**Goal of the exercise**: Each line of the listing that contains the word "text" is to be copied.

---+---

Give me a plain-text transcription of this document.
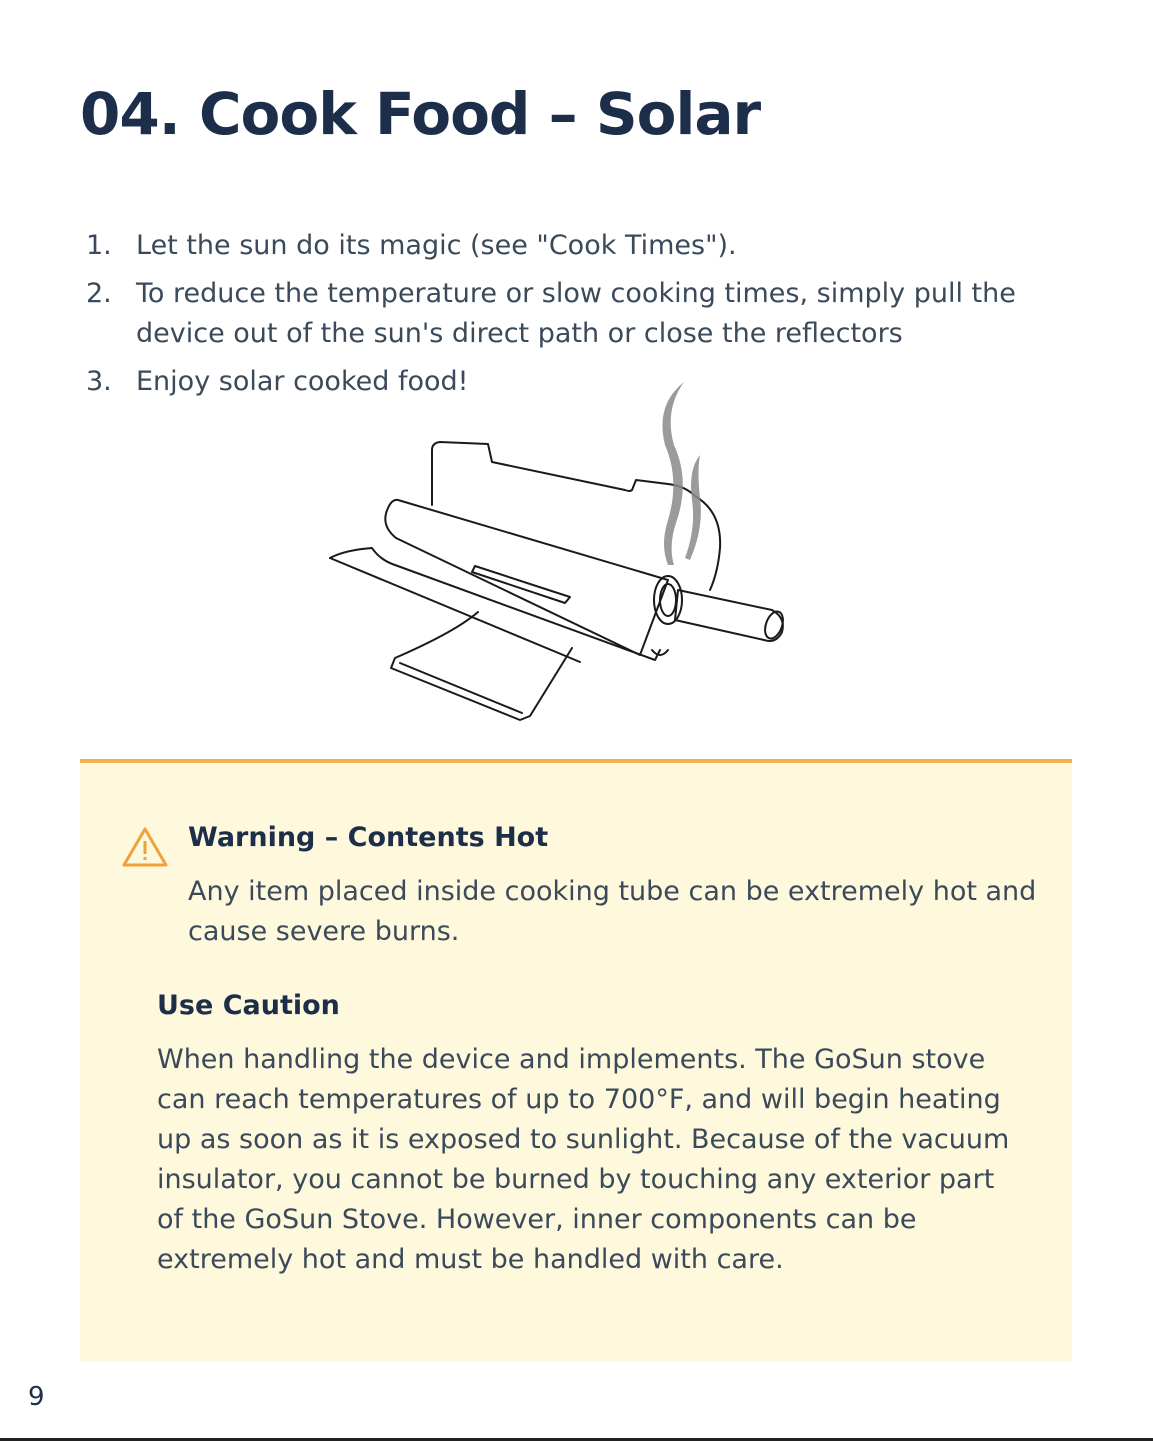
04. Cook Food – Solar
1. Let the sun do its magic (see "Cook Times").
2. To reduce the temperature or slow cooking times, simply pull the device out of the sun's direct path or close the reflectors
3. Enjoy solar cooked food!
Warning – Contents Hot

Any item placed inside cooking tube can be extremely hot and cause severe burns.

Use Caution

When handling the device and implements. The GoSun stove can reach temperatures of up to 700°F, and will begin heating up as soon as it is exposed to sunlight. Because of the vacuum insulator, you cannot be burned by touching any exterior part of the GoSun Stove. However, inner components can be extremely hot and must be handled with care.

9
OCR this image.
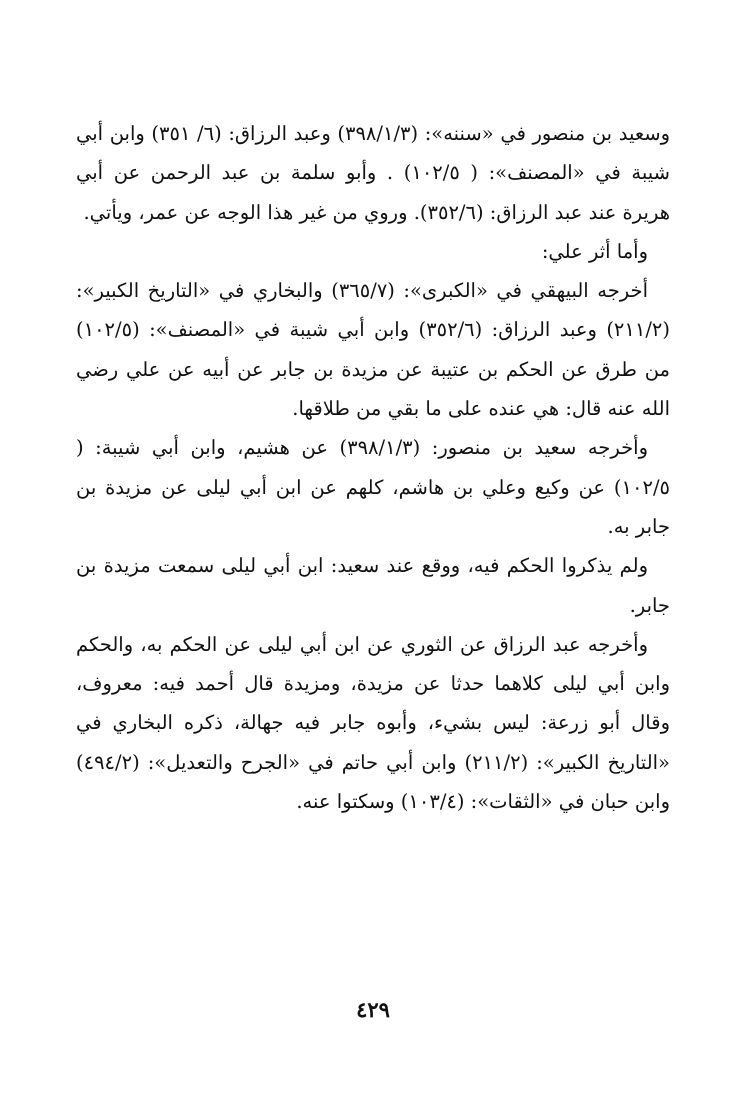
وسعيد بن منصور في «سننه»: (٣٩٨/١/٣) وعبد الرزاق: (٦/ ٣٥١) وابن أبي شيبة في «المصنف»: ( ١٠٢/٥) . وأبو سلمة بن عبد الرحمن عن أبي هريرة عند عبد الرزاق: (٣٥٢/٦). وروي من غير هذا الوجه عن عمر، ويأتي.

وأما أثر علي:

أخرجه البيهقي في «الكبرى»: (٣٦٥/٧) والبخاري في «التاريخ الكبير»: (٢١١/٢) وعبد الرزاق: (٣٥٢/٦) وابن أبي شيبة في «المصنف»: (١٠٢/٥) من طرق عن الحكم بن عتيبة عن مزيدة بن جابر عن أبيه عن علي رضي الله عنه قال: هي عنده على ما بقي من طلاقها.

وأخرجه سعيد بن منصور: (٣٩٨/١/٣) عن هشيم، وابن أبي شيبة: ( ١٠٢/٥) عن وكيع وعلي بن هاشم، كلهم عن ابن أبي ليلى عن مزيدة بن جابر به.

ولم يذكروا الحكم فيه، ووقع عند سعيد: ابن أبي ليلى سمعت مزيدة بن جابر.

وأخرجه عبد الرزاق عن الثوري عن ابن أبي ليلى عن الحكم به، والحكم وابن أبي ليلى كلاهما حدثا عن مزيدة، ومزيدة قال أحمد فيه: معروف، وقال أبو زرعة: ليس بشيء، وأبوه جابر فيه جهالة، ذكره البخاري في «التاريخ الكبير»: (٢١١/٢) وابن أبي حاتم في «الجرح والتعديل»: (٤٩٤/٢) وابن حبان في «الثقات»: (١٠٣/٤) وسكتوا عنه.

٤٢٩
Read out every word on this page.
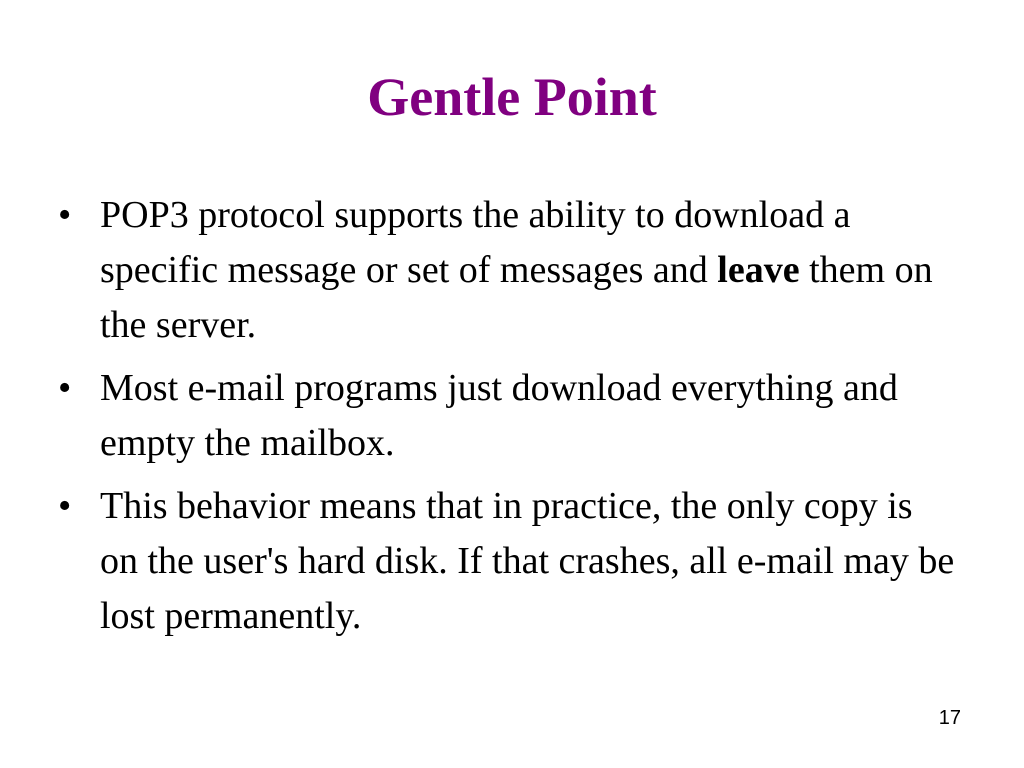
Gentle Point
• POP3 protocol supports the ability to download a specific message or set of messages and leave them on the server.
• Most e-mail programs just download everything and empty the mailbox.
• This behavior means that in practice, the only copy is on the user's hard disk. If that crashes, all e-mail may be lost permanently.
17
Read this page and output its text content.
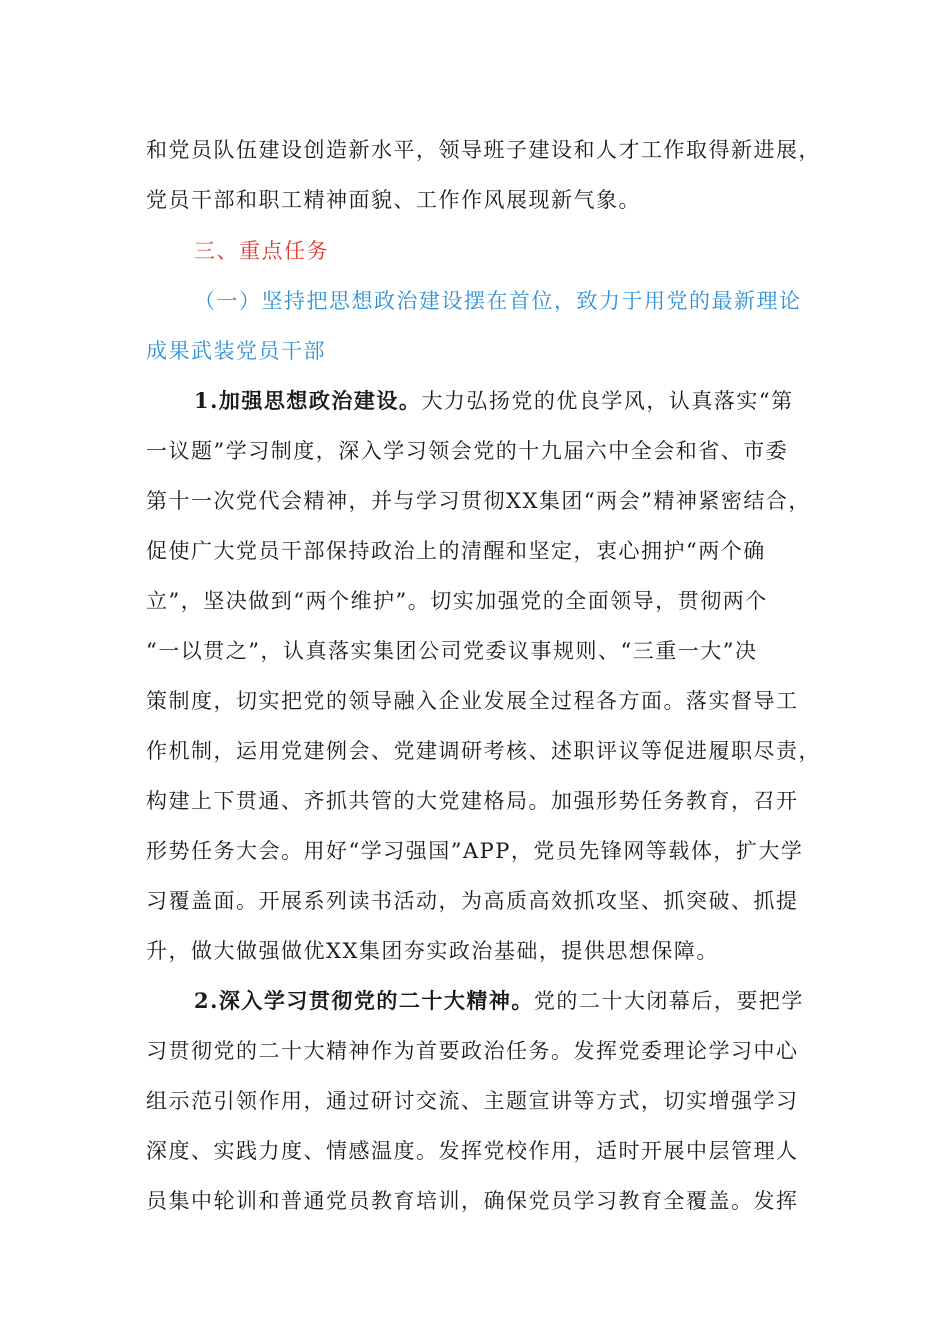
和党员队伍建设创造新水平，领导班子建设和人才工作取得新进展，
党员干部和职工精神面貌、工作作风展现新气象。
三、重点任务
（一）坚持把思想政治建设摆在首位，致力于用党的最新理论
成果武装党员干部
1.加强思想政治建设。大力弘扬党的优良学风，认真落实“第
一议题”学习制度，深入学习领会党的十九届六中全会和省、市委
第十一次党代会精神，并与学习贯彻XX集团“两会”精神紧密结合，
促使广大党员干部保持政治上的清醒和坚定，衷心拥护“两个确
立”，坚决做到“两个维护”。切实加强党的全面领导，贯彻两个
“一以贯之”，认真落实集团公司党委议事规则、“三重一大”决
策制度，切实把党的领导融入企业发展全过程各方面。落实督导工
作机制，运用党建例会、党建调研考核、述职评议等促进履职尽责，
构建上下贯通、齐抓共管的大党建格局。加强形势任务教育，召开
形势任务大会。用好“学习强国”APP，党员先锋网等载体，扩大学
习覆盖面。开展系列读书活动，为高质高效抓攻坚、抓突破、抓提
升，做大做强做优XX集团夯实政治基础，提供思想保障。
2.深入学习贯彻党的二十大精神。党的二十大闭幕后，要把学
习贯彻党的二十大精神作为首要政治任务。发挥党委理论学习中心
组示范引领作用，通过研讨交流、主题宣讲等方式，切实增强学习
深度、实践力度、情感温度。发挥党校作用，适时开展中层管理人
员集中轮训和普通党员教育培训，确保党员学习教育全覆盖。发挥
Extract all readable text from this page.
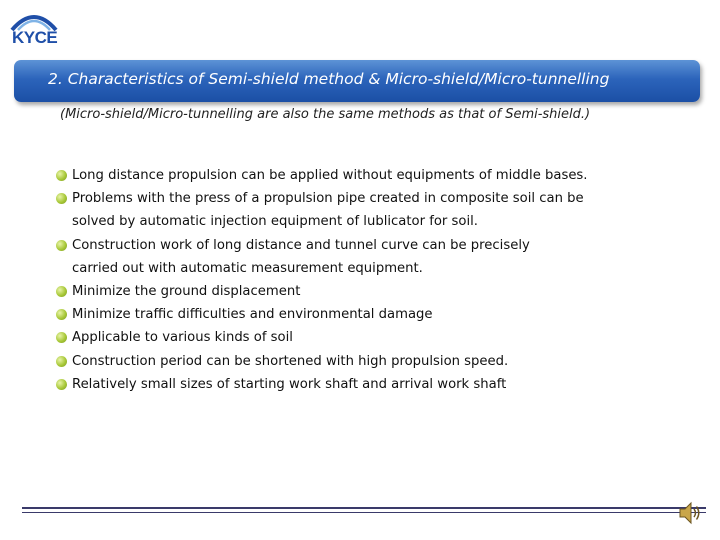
KYCE
2. Characteristics of Semi-shield method & Micro-shield/Micro-tunnelling
(Micro-shield/Micro-tunnelling are also the same methods as that of Semi-shield.)
Long distance propulsion can be applied without equipments of middle bases.
Problems with the press of a propulsion pipe created in composite soil can be
solved by automatic injection equipment of lublicator for soil.
Construction work of long distance and tunnel curve can be precisely
carried out with automatic measurement equipment.
Minimize the ground displacement
Minimize traffic difficulties and environmental damage
Applicable to various kinds of soil
Construction period can be shortened with high propulsion speed.
Relatively small sizes of starting work shaft and arrival work shaft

---+---

**Task answer**:
Give me a plain-text transcription of this document.
Read this page and output its text content.
Extract all readable text from this page.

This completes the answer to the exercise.